• **Description of the task**:
Continue the forum thread on repairing the Windows and GRUB boot setup after migrating Gentoo to a new drive, starting after its final sentence.

To tidy up, fix /etc/fstab and grub.conf to point to your new partitions.

Take care here - this will break Windows booting, install grub to the MBR

Fix Windows booting.  

Go into the BIOS to boot the new HDD first, if its not already set that way.

Boot into your migrated Gentoo.

----------

## Chiitoo

Teegrins!

 *NeddySeagoon wrote:*   

> Take care here - this will break Windows booting, install grub to the MBR

 

That made me feel like noting here, that if in some situation you are confronted with a situation where you can't or won't boot a SystemRescueCd or any other such to fix things the Linux way, and wanted to fix the Windows, there are at least a couple of useful tools for just that which are included in at least the Windows 7 disks (probably on Vista, too, as the Win7 one works to fix Vista installations too!).

Boot up with the CD, and go to the system recovery thing; I can't remember what it is called, but in any case, once you find the option to use the command line, check out the bootsect and bootrec commands.  These will allow you to install the Windows bootloader and such again (and can be used to get rid of that silly 100 MiB or so partition that w-seven creates, for example).

[Item position entries]
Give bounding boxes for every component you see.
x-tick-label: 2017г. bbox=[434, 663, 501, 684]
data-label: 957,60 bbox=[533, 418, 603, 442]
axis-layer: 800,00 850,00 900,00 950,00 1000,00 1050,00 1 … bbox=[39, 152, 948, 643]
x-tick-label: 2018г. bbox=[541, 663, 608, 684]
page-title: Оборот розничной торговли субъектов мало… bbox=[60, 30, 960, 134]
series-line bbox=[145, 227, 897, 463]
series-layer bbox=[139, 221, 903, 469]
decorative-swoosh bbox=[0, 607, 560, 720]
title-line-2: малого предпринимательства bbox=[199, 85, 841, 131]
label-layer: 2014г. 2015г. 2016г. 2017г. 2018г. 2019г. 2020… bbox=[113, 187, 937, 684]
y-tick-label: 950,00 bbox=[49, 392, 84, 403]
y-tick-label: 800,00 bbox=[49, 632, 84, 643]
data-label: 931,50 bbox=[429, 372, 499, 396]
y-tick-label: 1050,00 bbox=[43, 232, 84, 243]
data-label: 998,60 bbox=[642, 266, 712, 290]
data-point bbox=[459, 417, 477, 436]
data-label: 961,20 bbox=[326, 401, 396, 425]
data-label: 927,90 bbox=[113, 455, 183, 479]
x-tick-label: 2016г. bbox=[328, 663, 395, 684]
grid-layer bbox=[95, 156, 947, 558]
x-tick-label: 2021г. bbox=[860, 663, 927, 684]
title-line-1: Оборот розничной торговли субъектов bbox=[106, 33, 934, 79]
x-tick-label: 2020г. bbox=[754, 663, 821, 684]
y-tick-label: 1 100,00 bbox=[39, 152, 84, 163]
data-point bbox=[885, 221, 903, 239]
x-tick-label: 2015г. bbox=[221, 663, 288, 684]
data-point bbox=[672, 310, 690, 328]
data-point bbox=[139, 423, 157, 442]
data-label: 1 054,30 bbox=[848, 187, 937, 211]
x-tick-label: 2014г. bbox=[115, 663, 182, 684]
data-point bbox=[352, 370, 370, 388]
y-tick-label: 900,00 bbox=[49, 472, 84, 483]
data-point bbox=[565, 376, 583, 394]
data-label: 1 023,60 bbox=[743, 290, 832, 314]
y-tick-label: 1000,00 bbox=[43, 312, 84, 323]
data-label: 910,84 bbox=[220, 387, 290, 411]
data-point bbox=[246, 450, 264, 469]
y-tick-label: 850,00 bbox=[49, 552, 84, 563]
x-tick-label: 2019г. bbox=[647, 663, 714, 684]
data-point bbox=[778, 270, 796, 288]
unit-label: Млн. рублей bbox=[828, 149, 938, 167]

• **Exercise output**:
While some might think this to be off-topic, I felt like this being relevant as I have messed around with plenty of computers—not—my—own where recovering this kind of things was necessary.  This will effectively save you from the need of re-installing Windows.  ^^

And, I've used this knowledge plenty of times while doing multi-boot installs involving windoze and Linux, so it's related, yo!

----------

## NeddySeagoon

Chiitoo,

What you say is both correct and relevant.  Your process destroys grub though.

The problem arises from the fact that the MBR can contain at most one bootloader. Either the Windows one or one of the Linux ones.

Therefore, whichever bootloader is selected, it has to be able to boot all of your operating systems.

The  configurations are well documented.

----------

## Bones McCracker

One approach, since you're planning on using multiple disks, is to preserve the Windows MBR by installing GRUB on a different disk.  This requires you to set that other disk to be your boot disk (in BIOS).

You still create a GRUB entry to chainload the Windows bootloader.  The MBR isntalled by Windows is simply ignored (as it's no longer your boot disk).  This way, if you ever want to de-install Linux, you simply change the boot disk back to the one you installed Windows on, and the MBR is still intact, allowing you to boot Windows without GRUB and without going through any repair process.

----------

## jpc22

You could also install grub on the mbr of a usb stick.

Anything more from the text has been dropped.